> _DATASET RECORDS_

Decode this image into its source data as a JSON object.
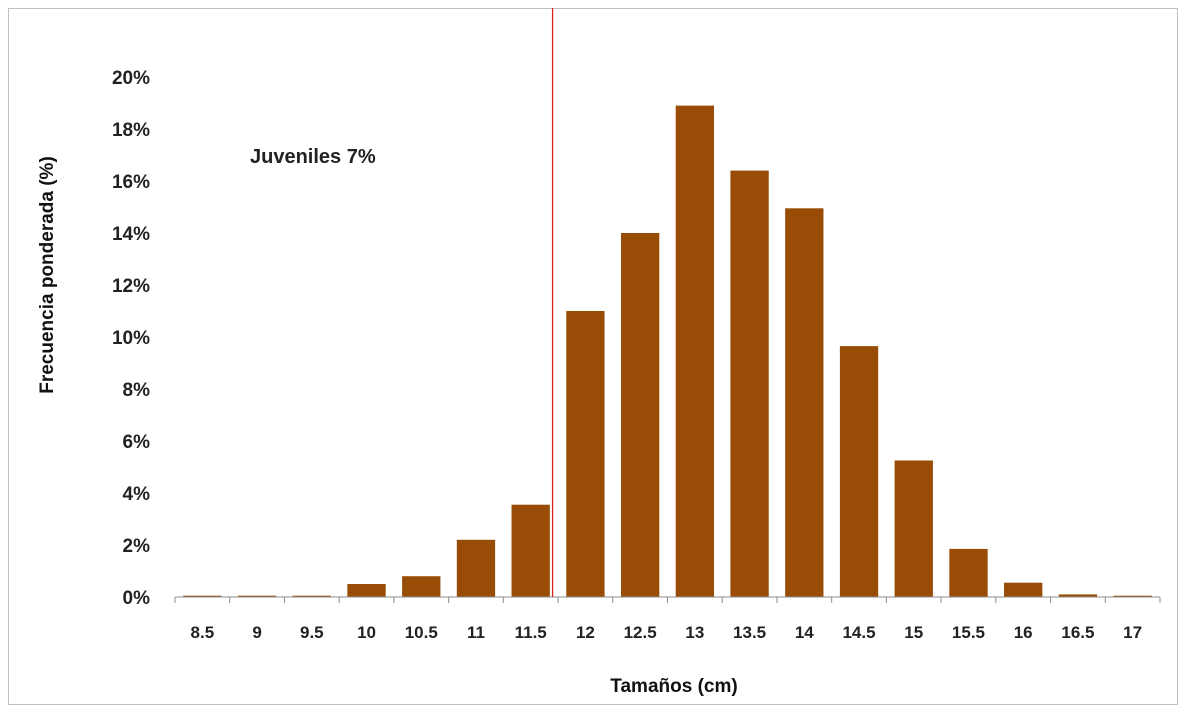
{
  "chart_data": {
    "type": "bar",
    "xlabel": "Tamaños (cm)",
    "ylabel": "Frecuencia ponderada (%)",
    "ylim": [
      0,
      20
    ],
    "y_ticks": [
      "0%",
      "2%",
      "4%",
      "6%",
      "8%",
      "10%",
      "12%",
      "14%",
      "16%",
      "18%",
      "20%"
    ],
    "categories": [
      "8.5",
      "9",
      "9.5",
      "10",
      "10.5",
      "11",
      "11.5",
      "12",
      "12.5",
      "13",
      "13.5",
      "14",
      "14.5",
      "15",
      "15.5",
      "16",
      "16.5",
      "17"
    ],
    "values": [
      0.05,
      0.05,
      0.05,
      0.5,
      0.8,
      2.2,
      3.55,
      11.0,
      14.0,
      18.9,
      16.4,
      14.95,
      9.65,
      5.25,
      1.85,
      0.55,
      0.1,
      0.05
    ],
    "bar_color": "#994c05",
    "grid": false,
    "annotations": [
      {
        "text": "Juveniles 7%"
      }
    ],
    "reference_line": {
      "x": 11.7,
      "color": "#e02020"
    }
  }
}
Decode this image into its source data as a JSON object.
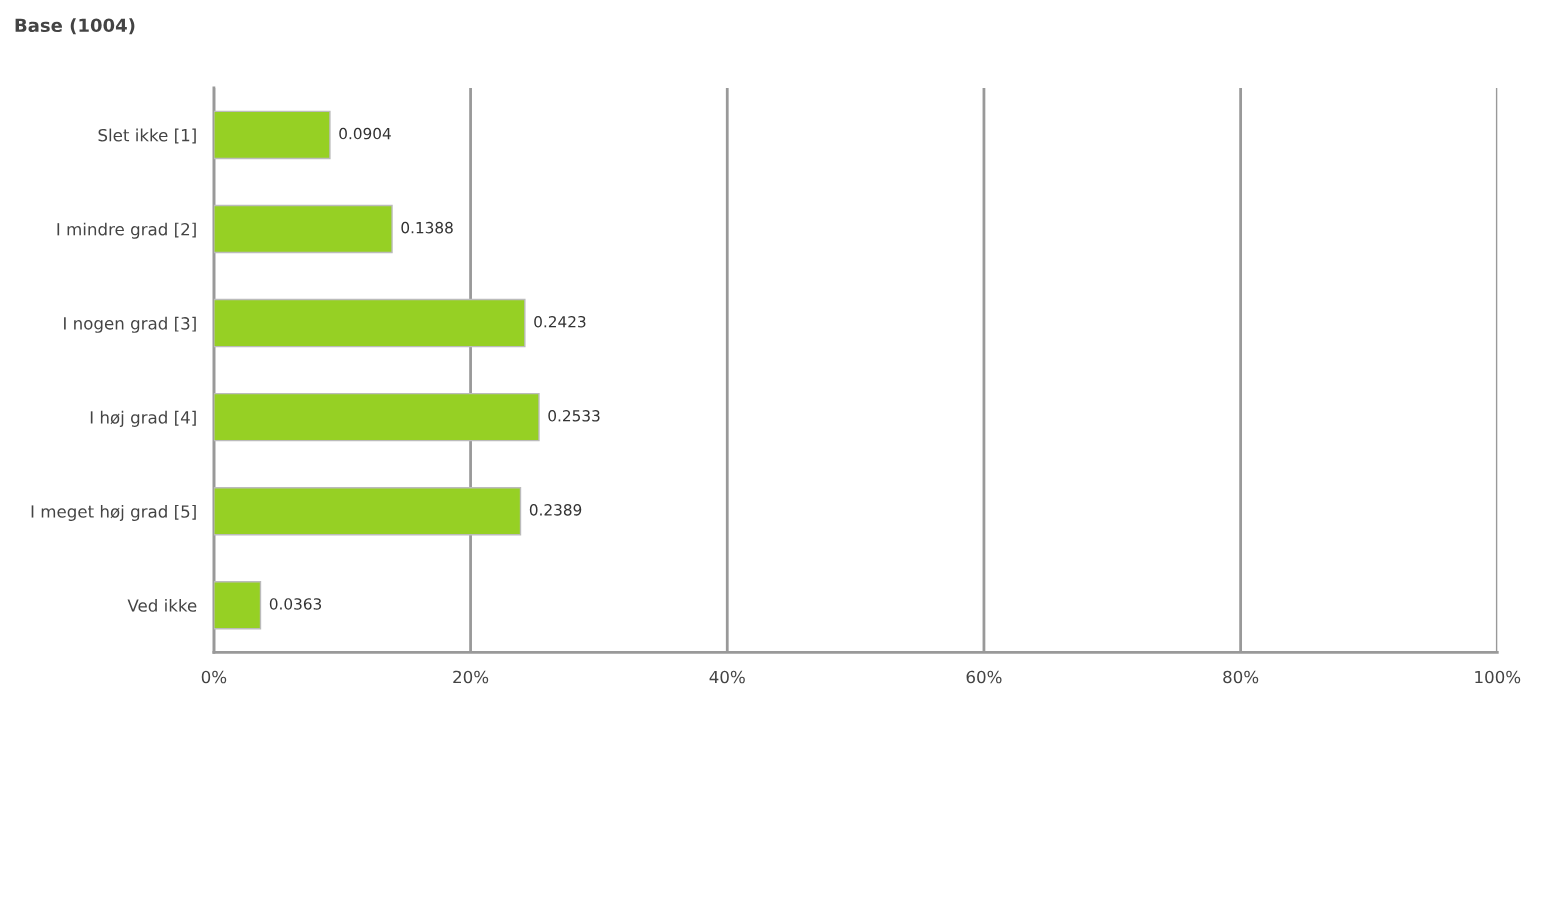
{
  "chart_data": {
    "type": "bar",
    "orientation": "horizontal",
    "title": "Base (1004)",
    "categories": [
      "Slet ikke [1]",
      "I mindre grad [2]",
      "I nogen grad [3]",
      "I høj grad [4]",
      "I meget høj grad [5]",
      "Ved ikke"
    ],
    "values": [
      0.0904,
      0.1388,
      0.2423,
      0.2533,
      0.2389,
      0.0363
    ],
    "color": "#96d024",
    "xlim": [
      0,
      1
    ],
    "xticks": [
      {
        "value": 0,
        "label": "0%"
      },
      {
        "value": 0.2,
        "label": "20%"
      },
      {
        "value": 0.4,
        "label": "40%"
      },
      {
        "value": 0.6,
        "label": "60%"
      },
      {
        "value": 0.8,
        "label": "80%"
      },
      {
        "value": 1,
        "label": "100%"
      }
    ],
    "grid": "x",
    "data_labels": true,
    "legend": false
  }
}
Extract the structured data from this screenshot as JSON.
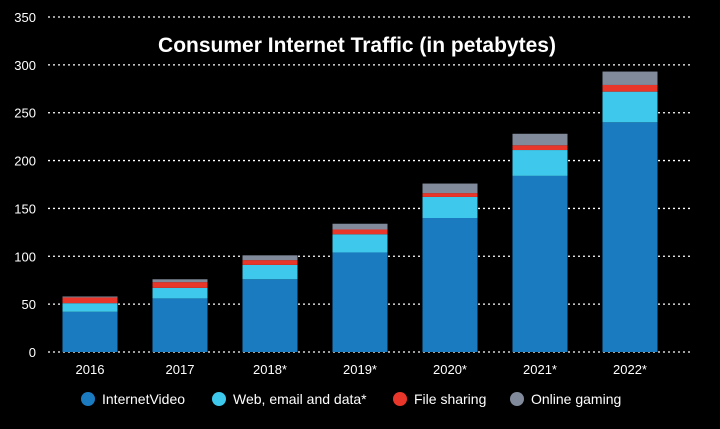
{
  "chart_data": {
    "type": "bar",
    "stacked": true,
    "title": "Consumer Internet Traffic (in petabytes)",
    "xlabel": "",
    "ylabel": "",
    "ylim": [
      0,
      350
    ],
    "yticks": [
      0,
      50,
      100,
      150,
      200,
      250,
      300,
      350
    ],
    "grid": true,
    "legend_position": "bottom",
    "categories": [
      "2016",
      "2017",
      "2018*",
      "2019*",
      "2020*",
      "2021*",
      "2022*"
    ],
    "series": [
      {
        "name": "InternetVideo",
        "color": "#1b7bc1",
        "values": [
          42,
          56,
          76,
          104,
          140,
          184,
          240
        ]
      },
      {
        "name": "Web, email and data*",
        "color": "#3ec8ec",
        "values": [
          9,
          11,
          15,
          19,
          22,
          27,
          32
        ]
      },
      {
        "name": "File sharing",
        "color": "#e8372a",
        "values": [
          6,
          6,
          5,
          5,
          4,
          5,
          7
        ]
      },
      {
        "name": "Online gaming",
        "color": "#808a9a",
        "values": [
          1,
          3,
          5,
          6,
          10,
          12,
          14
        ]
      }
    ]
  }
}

> _TASK DETAILS_
State the count of lines holding the string "name" in the listing above, and nothing else.

> _COMPLETED EXERCISE_
4